### DATA ROWS
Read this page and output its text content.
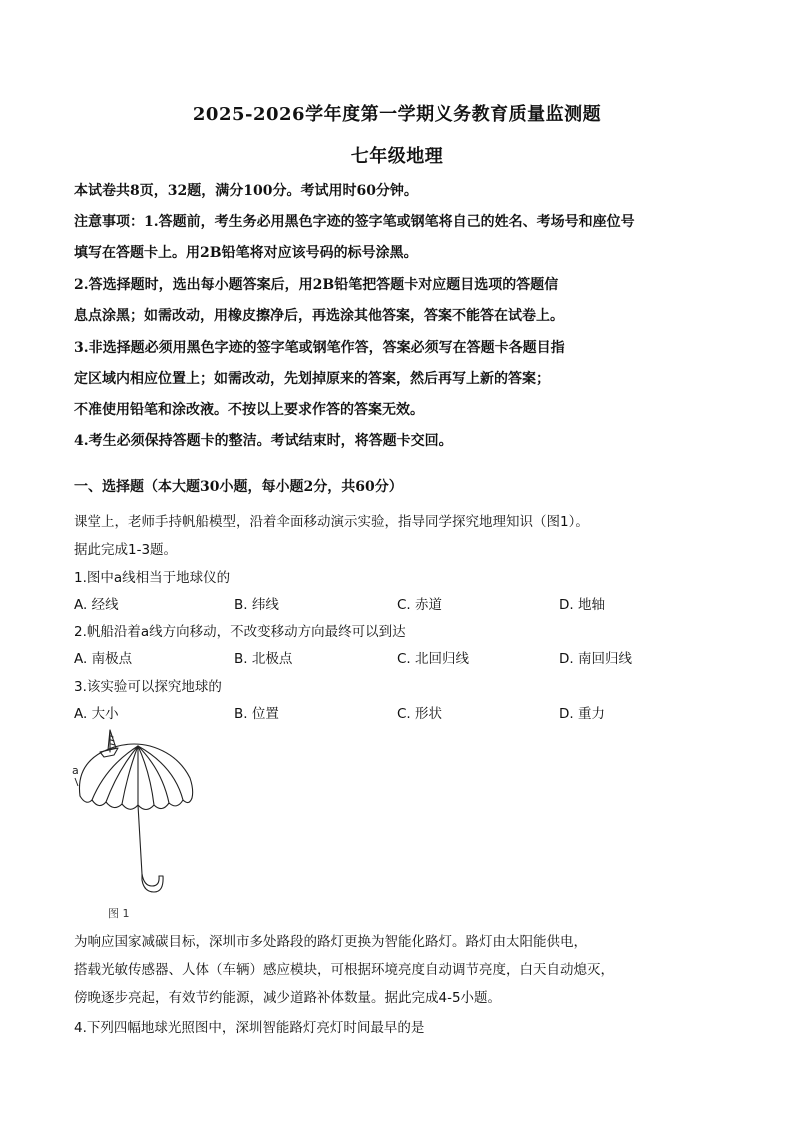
2025-2026学年度第一学期义务教育质量监测题
七年级地理
本试卷共8页，32题，满分100分。考试用时60分钟。
注意事项：1.答题前，考生务必用黑色字迹的签字笔或钢笔将自己的姓名、考场号和座位号
填写在答题卡上。用2B铅笔将对应该号码的标号涂黑。
2.答选择题时，选出每小题答案后，用2B铅笔把答题卡对应题目选项的答题信
息点涂黑；如需改动，用橡皮擦净后，再选涂其他答案，答案不能答在试卷上。
3.非选择题必须用黑色字迹的签字笔或钢笔作答，答案必须写在答题卡各题目指
定区域内相应位置上；如需改动，先划掉原来的答案，然后再写上新的答案；
不准使用铅笔和涂改液。不按以上要求作答的答案无效。
4.考生必须保持答题卡的整洁。考试结束时，将答题卡交回。
一、选择题（本大题30小题，每小题2分，共60分）
课堂上，老师手持帆船模型，沿着伞面移动演示实验，指导同学探究地理知识（图1）。
据此完成1-3题。
1.图中a线相当于地球仪的
A. 经线	B. 纬线	C. 赤道	D. 地轴
2.帆船沿着a线方向移动，不改变移动方向最终可以到达
A. 南极点	B. 北极点	C. 北回归线	D. 南回归线
3.该实验可以探究地球的
A. 大小	B. 位置	C. 形状	D. 重力
a
图 1
为响应国家减碳目标，深圳市多处路段的路灯更换为智能化路灯。路灯由太阳能供电，
搭载光敏传感器、人体（车辆）感应模块，可根据环境亮度自动调节亮度，白天自动熄灭，
傍晚逐步亮起，有效节约能源，减少道路补体数量。据此完成4-5小题。
4.下列四幅地球光照图中，深圳智能路灯亮灯时间最早的是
######
Reproduce each line word for word and drop the pictures.

• [TASK RESPONSE]
Read this page and output its text content.
2025-2026学年度第一学期义务教育质量监测题
七年级地理
本试卷共8页，32题，满分100分。考试用时60分钟。
注意事项：1.答题前，考生务必用黑色字迹的签字笔或钢笔将自己的姓名、考场号和座位号
填写在答题卡上。用2B铅笔将对应该号码的标号涂黑。
2.答选择题时，选出每小题答案后，用2B铅笔把答题卡对应题目选项的答题信
息点涂黑；如需改动，用橡皮擦净后，再选涂其他答案，答案不能答在试卷上。
3.非选择题必须用黑色字迹的签字笔或钢笔作答，答案必须写在答题卡各题目指
定区域内相应位置上；如需改动，先划掉原来的答案，然后再写上新的答案；
不准使用铅笔和涂改液。不按以上要求作答的答案无效。
4.考生必须保持答题卡的整洁。考试结束时，将答题卡交回。
一、选择题（本大题30小题，每小题2分，共60分）
课堂上，老师手持帆船模型，沿着伞面移动演示实验，指导同学探究地理知识（图1）。
据此完成1-3题。
1.图中a线相当于地球仪的
A. 经线	B. 纬线	C. 赤道	D. 地轴
2.帆船沿着a线方向移动，不改变移动方向最终可以到达
A. 南极点	B. 北极点	C. 北回归线	D. 南回归线
3.该实验可以探究地球的
A. 大小	B. 位置	C. 形状	D. 重力
a
图 1
为响应国家减碳目标，深圳市多处路段的路灯更换为智能化路灯。路灯由太阳能供电，
搭载光敏传感器、人体（车辆）感应模块，可根据环境亮度自动调节亮度，白天自动熄灭，
傍晚逐步亮起，有效节约能源，减少道路补体数量。据此完成4-5小题。
4.下列四幅地球光照图中，深圳智能路灯亮灯时间最早的是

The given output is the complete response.